▸ **WHAT YOU WILL DO**: Scan the entries below for the string "title" and copy every line where it turns up.

▸ **DATA LISTING**:
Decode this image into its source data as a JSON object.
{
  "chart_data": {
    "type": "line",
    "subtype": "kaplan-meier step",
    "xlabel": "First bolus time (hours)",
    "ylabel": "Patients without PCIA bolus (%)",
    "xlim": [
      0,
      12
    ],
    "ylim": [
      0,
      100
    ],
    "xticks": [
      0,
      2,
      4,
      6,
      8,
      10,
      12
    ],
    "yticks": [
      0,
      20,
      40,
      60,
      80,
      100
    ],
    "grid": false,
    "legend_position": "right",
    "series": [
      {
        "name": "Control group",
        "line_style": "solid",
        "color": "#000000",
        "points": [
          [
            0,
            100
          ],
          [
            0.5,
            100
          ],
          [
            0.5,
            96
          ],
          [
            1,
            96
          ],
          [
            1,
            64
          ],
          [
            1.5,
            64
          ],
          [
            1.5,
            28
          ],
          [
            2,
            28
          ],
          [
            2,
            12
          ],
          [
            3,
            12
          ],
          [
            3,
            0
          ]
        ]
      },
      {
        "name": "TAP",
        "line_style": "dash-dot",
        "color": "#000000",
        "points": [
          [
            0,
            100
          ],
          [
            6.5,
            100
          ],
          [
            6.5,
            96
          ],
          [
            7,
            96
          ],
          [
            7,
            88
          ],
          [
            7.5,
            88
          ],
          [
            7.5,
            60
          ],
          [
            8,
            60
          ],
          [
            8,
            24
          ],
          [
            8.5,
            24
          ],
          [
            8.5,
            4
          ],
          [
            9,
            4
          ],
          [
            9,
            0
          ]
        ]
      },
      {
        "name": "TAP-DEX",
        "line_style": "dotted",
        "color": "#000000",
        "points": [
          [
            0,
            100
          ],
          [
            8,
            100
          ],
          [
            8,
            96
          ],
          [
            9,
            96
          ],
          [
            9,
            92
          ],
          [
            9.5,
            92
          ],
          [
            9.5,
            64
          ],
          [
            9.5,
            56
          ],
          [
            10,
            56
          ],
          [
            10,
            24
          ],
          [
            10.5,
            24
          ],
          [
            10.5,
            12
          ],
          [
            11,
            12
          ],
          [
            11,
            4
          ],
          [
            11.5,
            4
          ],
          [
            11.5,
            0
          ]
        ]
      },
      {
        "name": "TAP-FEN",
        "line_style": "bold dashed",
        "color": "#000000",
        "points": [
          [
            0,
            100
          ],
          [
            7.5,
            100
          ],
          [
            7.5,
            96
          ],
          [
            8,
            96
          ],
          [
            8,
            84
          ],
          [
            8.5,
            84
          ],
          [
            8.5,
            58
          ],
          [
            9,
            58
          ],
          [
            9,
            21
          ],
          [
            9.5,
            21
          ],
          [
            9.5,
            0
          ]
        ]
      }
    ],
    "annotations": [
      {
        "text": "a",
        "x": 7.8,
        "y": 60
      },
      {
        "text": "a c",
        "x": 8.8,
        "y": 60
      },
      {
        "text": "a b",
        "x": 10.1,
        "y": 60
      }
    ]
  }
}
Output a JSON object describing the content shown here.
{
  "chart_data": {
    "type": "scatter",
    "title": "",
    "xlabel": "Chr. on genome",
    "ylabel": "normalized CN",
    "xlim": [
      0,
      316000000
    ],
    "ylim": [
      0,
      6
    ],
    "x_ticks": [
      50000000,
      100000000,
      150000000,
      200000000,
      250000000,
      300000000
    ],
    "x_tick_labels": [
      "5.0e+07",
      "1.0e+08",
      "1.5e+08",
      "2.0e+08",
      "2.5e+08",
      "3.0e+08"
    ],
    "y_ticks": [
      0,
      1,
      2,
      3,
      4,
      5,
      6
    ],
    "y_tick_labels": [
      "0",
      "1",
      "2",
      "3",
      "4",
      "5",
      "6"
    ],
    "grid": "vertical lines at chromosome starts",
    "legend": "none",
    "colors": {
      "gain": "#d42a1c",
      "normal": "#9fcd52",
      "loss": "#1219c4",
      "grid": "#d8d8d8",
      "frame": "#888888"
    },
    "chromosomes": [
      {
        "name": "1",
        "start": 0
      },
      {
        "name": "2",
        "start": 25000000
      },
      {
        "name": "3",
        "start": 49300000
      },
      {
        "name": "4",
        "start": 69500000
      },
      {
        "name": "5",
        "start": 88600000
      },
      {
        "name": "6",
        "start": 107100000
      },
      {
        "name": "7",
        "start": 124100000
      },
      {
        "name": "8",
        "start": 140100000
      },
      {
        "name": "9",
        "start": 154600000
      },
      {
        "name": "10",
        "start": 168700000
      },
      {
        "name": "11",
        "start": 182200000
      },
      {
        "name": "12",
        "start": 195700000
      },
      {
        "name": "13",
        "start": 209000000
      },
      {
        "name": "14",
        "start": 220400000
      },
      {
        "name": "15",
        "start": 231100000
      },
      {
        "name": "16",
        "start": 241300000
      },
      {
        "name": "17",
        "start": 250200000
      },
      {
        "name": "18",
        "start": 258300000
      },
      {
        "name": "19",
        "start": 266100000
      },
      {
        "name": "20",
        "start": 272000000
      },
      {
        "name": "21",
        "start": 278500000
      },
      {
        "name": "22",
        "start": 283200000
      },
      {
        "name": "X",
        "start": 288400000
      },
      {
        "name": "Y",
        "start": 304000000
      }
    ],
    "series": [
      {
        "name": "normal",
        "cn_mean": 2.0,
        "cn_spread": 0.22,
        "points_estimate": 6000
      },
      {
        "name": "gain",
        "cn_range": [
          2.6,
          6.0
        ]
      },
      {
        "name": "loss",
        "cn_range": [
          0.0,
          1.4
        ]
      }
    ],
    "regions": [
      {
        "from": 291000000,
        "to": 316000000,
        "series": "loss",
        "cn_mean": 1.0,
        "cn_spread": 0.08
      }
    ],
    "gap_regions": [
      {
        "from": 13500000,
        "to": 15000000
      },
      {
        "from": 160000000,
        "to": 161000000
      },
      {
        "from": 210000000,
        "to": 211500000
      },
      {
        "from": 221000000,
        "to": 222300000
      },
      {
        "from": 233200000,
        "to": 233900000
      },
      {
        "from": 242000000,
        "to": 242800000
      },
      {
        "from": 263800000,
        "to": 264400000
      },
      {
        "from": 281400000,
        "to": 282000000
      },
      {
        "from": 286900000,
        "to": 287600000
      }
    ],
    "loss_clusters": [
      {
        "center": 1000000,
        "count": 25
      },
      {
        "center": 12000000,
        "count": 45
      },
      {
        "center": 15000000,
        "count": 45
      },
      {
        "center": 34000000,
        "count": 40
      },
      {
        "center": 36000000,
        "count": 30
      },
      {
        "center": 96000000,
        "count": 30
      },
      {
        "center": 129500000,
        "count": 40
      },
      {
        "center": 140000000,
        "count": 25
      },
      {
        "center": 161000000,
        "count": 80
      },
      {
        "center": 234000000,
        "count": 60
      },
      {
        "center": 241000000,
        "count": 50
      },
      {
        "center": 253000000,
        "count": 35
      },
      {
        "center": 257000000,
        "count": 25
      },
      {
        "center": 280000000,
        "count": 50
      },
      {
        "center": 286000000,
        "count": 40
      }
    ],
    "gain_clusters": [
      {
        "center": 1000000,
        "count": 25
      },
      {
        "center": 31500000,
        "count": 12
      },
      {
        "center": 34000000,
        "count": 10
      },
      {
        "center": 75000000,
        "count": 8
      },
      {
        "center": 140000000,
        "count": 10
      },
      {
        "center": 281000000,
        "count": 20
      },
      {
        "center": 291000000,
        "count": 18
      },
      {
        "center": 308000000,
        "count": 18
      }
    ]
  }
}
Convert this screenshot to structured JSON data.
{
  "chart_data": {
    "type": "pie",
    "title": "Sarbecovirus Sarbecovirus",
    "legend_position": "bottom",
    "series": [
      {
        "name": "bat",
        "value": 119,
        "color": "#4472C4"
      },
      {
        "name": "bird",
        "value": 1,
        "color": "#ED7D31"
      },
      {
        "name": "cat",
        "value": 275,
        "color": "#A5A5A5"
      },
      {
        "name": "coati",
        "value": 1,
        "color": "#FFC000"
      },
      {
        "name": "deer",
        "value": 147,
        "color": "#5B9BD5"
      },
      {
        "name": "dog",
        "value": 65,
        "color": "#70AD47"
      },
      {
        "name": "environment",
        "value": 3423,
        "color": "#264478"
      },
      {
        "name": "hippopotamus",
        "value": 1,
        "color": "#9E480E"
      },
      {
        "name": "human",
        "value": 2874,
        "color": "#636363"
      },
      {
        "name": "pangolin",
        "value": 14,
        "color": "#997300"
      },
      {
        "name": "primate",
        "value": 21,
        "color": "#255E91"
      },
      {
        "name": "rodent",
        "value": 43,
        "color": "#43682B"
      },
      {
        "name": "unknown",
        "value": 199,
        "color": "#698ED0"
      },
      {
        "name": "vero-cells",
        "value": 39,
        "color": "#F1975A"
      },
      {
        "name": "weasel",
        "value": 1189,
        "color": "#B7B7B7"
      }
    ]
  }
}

▸ **ANSWER BELOW**:
    "title": "",
    "title": "Sarbecovirus Sarbecovirus",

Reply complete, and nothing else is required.